* TASK PROMPT:
Retype all of the data exactly as given.
※ ※ ※
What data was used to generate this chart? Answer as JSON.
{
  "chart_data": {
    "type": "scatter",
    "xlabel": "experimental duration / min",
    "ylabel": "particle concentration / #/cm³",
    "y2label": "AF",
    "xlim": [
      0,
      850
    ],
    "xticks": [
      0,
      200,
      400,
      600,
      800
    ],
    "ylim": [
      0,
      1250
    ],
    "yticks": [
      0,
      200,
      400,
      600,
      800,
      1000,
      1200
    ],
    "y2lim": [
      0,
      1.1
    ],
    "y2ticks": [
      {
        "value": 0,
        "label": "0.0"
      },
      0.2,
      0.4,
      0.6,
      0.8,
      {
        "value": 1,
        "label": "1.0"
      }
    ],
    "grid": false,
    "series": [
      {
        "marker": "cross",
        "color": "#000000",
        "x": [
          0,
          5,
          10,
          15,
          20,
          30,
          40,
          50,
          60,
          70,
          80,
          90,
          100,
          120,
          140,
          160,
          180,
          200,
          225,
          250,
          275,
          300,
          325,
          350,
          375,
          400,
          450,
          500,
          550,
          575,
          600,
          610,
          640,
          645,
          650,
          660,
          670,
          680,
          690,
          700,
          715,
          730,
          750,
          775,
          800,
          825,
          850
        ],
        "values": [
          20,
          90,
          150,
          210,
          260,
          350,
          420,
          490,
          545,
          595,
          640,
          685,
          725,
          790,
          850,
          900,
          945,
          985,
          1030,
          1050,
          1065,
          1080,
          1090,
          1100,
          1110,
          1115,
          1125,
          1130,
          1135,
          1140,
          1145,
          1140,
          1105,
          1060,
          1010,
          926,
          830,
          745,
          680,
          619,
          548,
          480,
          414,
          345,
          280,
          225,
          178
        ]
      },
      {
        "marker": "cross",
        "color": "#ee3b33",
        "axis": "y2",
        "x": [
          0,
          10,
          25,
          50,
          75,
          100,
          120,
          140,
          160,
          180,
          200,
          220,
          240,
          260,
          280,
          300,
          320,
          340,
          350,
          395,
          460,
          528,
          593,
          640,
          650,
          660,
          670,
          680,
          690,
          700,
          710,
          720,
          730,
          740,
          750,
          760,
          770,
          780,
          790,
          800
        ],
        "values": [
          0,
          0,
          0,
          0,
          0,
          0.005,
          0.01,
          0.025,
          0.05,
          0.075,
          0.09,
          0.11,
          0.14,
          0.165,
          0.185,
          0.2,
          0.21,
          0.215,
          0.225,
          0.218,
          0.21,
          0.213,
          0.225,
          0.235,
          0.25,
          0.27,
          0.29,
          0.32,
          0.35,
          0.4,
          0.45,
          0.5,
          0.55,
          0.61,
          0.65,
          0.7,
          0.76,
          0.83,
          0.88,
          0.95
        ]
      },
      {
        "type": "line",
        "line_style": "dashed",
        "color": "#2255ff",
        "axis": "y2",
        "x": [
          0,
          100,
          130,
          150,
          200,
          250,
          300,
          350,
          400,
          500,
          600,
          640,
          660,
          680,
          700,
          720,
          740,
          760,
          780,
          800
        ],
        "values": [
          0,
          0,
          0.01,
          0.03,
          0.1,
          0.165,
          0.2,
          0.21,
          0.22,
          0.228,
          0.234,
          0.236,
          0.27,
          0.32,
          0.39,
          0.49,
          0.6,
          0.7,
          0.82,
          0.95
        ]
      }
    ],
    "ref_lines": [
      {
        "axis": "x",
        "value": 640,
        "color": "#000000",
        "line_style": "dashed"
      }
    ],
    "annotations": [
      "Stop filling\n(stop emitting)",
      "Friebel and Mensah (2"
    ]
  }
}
※ ※ ※
* RESPONSE:
What data was used to generate this chart? Answer as JSON.
{
  "chart_data": {
    "type": "scatter",
    "xlabel": "experimental duration / min",
    "ylabel": "particle concentration / #/cm³",
    "y2label": "AF",
    "xlim": [
      0,
      850
    ],
    "xticks": [
      0,
      200,
      400,
      600,
      800
    ],
    "ylim": [
      0,
      1250
    ],
    "yticks": [
      0,
      200,
      400,
      600,
      800,
      1000,
      1200
    ],
    "y2lim": [
      0,
      1.1
    ],
    "y2ticks": [
      {
        "value": 0,
        "label": "0.0"
      },
      0.2,
      0.4,
      0.6,
      0.8,
      {
        "value": 1,
        "label": "1.0"
      }
    ],
    "grid": false,
    "series": [
      {
        "marker": "cross",
        "color": "#000000",
        "x": [
          0,
          5,
          10,
          15,
          20,
          30,
          40,
          50,
          60,
          70,
          80,
          90,
          100,
          120,
          140,
          160,
          180,
          200,
          225,
          250,
          275,
          300,
          325,
          350,
          375,
          400,
          450,
          500,
          550,
          575,
          600,
          610,
          640,
          645,
          650,
          660,
          670,
          680,
          690,
          700,
          715,
          730,
          750,
          775,
          800,
          825,
          850
        ],
        "values": [
          20,
          90,
          150,
          210,
          260,
          350,
          420,
          490,
          545,
          595,
          640,
          685,
          725,
          790,
          850,
          900,
          945,
          985,
          1030,
          1050,
          1065,
          1080,
          1090,
          1100,
          1110,
          1115,
          1125,
          1130,
          1135,
          1140,
          1145,
          1140,
          1105,
          1060,
          1010,
          926,
          830,
          745,
          680,
          619,
          548,
          480,
          414,
          345,
          280,
          225,
          178
        ]
      },
      {
        "marker": "cross",
        "color": "#ee3b33",
        "axis": "y2",
        "x": [
          0,
          10,
          25,
          50,
          75,
          100,
          120,
          140,
          160,
          180,
          200,
          220,
          240,
          260,
          280,
          300,
          320,
          340,
          350,
          395,
          460,
          528,
          593,
          640,
          650,
          660,
          670,
          680,
          690,
          700,
          710,
          720,
          730,
          740,
          750,
          760,
          770,
          780,
          790,
          800
        ],
        "values": [
          0,
          0,
          0,
          0,
          0,
          0.005,
          0.01,
          0.025,
          0.05,
          0.075,
          0.09,
          0.11,
          0.14,
          0.165,
          0.185,
          0.2,
          0.21,
          0.215,
          0.225,
          0.218,
          0.21,
          0.213,
          0.225,
          0.235,
          0.25,
          0.27,
          0.29,
          0.32,
          0.35,
          0.4,
          0.45,
          0.5,
          0.55,
          0.61,
          0.65,
          0.7,
          0.76,
          0.83,
          0.88,
          0.95
        ]
      },
      {
        "type": "line",
        "line_style": "dashed",
        "color": "#2255ff",
        "axis": "y2",
        "x": [
          0,
          100,
          130,
          150,
          200,
          250,
          300,
          350,
          400,
          500,
          600,
          640,
          660,
          680,
          700,
          720,
          740,
          760,
          780,
          800
        ],
        "values": [
          0,
          0,
          0.01,
          0.03,
          0.1,
          0.165,
          0.2,
          0.21,
          0.22,
          0.228,
          0.234,
          0.236,
          0.27,
          0.32,
          0.39,
          0.49,
          0.6,
          0.7,
          0.82,
          0.95
        ]
      }
    ],
    "ref_lines": [
      {
        "axis": "x",
        "value": 640,
        "color": "#000000",
        "line_style": "dashed"
      }
    ],
    "annotations": [
      "Stop filling\n(stop emitting)",
      "Friebel and Mensah (2"
    ]
  }
}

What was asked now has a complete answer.